- [Written instruction]:
Retype the tail of the data exactly, starting at the line containing "Extract all readable text from this page." and stopping at the last line.

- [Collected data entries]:
━━━━━━━━━━━━━━━━

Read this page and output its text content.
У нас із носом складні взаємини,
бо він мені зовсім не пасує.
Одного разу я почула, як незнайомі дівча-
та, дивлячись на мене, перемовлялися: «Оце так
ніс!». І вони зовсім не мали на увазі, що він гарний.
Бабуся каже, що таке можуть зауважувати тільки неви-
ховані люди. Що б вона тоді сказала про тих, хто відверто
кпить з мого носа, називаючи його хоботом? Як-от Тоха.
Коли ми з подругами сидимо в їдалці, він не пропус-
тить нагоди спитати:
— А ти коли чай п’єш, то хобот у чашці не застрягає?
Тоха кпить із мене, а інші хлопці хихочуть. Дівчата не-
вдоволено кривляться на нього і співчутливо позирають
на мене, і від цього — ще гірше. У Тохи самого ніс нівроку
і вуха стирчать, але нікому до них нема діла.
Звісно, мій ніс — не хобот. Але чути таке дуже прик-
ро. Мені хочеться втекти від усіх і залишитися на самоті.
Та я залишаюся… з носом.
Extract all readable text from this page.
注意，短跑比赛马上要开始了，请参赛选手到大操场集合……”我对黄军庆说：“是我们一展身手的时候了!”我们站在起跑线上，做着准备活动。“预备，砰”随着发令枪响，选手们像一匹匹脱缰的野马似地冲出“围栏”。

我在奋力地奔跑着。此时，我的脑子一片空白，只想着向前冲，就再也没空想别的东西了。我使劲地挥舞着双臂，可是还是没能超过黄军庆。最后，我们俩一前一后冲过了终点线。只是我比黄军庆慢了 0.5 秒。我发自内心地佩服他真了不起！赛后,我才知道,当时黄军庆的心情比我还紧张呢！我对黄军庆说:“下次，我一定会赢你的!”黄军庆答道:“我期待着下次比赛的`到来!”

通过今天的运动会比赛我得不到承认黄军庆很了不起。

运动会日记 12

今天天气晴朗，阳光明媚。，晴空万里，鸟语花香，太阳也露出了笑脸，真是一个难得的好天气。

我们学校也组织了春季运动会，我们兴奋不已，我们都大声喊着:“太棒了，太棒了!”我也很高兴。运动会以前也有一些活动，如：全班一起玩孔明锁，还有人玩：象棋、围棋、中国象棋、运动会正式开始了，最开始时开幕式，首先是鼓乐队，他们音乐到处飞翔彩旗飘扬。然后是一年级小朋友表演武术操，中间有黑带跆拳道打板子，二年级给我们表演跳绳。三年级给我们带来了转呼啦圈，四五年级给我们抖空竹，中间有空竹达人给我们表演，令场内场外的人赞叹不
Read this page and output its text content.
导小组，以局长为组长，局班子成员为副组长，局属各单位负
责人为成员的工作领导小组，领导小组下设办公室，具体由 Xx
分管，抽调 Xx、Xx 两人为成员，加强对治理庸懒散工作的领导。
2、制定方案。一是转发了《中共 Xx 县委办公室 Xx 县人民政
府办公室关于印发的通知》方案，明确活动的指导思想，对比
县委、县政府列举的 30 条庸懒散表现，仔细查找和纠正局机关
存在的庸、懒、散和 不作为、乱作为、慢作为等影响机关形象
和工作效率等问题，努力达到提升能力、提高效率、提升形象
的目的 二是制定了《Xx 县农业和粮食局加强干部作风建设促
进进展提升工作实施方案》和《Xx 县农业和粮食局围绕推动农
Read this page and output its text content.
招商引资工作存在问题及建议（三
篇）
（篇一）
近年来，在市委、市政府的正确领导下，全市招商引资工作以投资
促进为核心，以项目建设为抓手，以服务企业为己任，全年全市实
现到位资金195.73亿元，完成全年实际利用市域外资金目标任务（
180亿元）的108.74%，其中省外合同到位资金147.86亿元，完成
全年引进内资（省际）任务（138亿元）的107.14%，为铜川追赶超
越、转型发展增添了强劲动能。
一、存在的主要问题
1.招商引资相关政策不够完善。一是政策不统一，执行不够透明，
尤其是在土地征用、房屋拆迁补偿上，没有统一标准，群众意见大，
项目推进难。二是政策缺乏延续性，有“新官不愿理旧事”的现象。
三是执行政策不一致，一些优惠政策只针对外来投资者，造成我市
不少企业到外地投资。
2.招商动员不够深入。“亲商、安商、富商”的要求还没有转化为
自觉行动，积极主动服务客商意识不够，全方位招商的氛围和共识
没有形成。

━━━━━━━━━━━━━━━━

- [Answer for the task]:
Extract all readable text from this page.
注意，短跑比赛马上要开始了，请参赛选手到大操场集合……”我对黄军庆说：“是我们一展身手的时候了!”我们站在起跑线上，做着准备活动。“预备，砰”随着发令枪响，选手们像一匹匹脱缰的野马似地冲出“围栏”。

我在奋力地奔跑着。此时，我的脑子一片空白，只想着向前冲，就再也没空想别的东西了。我使劲地挥舞着双臂，可是还是没能超过黄军庆。最后，我们俩一前一后冲过了终点线。只是我比黄军庆慢了 0.5 秒。我发自内心地佩服他真了不起！赛后,我才知道,当时黄军庆的心情比我还紧张呢！我对黄军庆说:“下次，我一定会赢你的!”黄军庆答道:“我期待着下次比赛的`到来!”

通过今天的运动会比赛我得不到承认黄军庆很了不起。

运动会日记 12

今天天气晴朗，阳光明媚。，晴空万里，鸟语花香，太阳也露出了笑脸，真是一个难得的好天气。

我们学校也组织了春季运动会，我们兴奋不已，我们都大声喊着:“太棒了，太棒了!”我也很高兴。运动会以前也有一些活动，如：全班一起玩孔明锁，还有人玩：象棋、围棋、中国象棋、运动会正式开始了，最开始时开幕式，首先是鼓乐队，他们音乐到处飞翔彩旗飘扬。然后是一年级小朋友表演武术操，中间有黑带跆拳道打板子，二年级给我们表演跳绳。三年级给我们带来了转呼啦圈，四五年级给我们抖空竹，中间有空竹达人给我们表演，令场内场外的人赞叹不
Read this page and output its text content.
导小组，以局长为组长，局班子成员为副组长，局属各单位负
责人为成员的工作领导小组，领导小组下设办公室，具体由 Xx
分管，抽调 Xx、Xx 两人为成员，加强对治理庸懒散工作的领导。
2、制定方案。一是转发了《中共 Xx 县委办公室 Xx 县人民政
府办公室关于印发的通知》方案，明确活动的指导思想，对比
县委、县政府列举的 30 条庸懒散表现，仔细查找和纠正局机关
存在的庸、懒、散和 不作为、乱作为、慢作为等影响机关形象
和工作效率等问题，努力达到提升能力、提高效率、提升形象
的目的 二是制定了《Xx 县农业和粮食局加强干部作风建设促
进进展提升工作实施方案》和《Xx 县农业和粮食局围绕推动农
Read this page and output its text content.
招商引资工作存在问题及建议（三
篇）
（篇一）
近年来，在市委、市政府的正确领导下，全市招商引资工作以投资
促进为核心，以项目建设为抓手，以服务企业为己任，全年全市实
现到位资金195.73亿元，完成全年实际利用市域外资金目标任务（
180亿元）的108.74%，其中省外合同到位资金147.86亿元，完成
全年引进内资（省际）任务（138亿元）的107.14%，为铜川追赶超
越、转型发展增添了强劲动能。
一、存在的主要问题
1.招商引资相关政策不够完善。一是政策不统一，执行不够透明，
尤其是在土地征用、房屋拆迁补偿上，没有统一标准，群众意见大，
项目推进难。二是政策缺乏延续性，有“新官不愿理旧事”的现象。
三是执行政策不一致，一些优惠政策只针对外来投资者，造成我市
不少企业到外地投资。
2.招商动员不够深入。“亲商、安商、富商”的要求还没有转化为
自觉行动，积极主动服务客商意识不够，全方位招商的氛围和共识
没有形成。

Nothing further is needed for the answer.